## DATA EXCERPTS
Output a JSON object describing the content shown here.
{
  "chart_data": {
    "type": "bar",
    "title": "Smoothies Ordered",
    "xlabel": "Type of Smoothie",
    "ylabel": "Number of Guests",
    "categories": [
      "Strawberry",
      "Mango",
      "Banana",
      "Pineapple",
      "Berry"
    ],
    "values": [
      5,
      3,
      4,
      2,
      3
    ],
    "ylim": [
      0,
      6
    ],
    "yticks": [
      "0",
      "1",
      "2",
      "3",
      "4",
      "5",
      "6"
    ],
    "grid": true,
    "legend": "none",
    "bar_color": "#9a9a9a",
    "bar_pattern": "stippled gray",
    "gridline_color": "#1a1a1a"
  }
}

## DIRECTIONS
Return all of the entries exactly as written.

## WRITTEN SOLUTION
Output a JSON object describing the content shown here.
{
  "chart_data": {
    "type": "bar",
    "title": "Smoothies Ordered",
    "xlabel": "Type of Smoothie",
    "ylabel": "Number of Guests",
    "categories": [
      "Strawberry",
      "Mango",
      "Banana",
      "Pineapple",
      "Berry"
    ],
    "values": [
      5,
      3,
      4,
      2,
      3
    ],
    "ylim": [
      0,
      6
    ],
    "yticks": [
      "0",
      "1",
      "2",
      "3",
      "4",
      "5",
      "6"
    ],
    "grid": true,
    "legend": "none",
    "bar_color": "#9a9a9a",
    "bar_pattern": "stippled gray",
    "gridline_color": "#1a1a1a"
  }
}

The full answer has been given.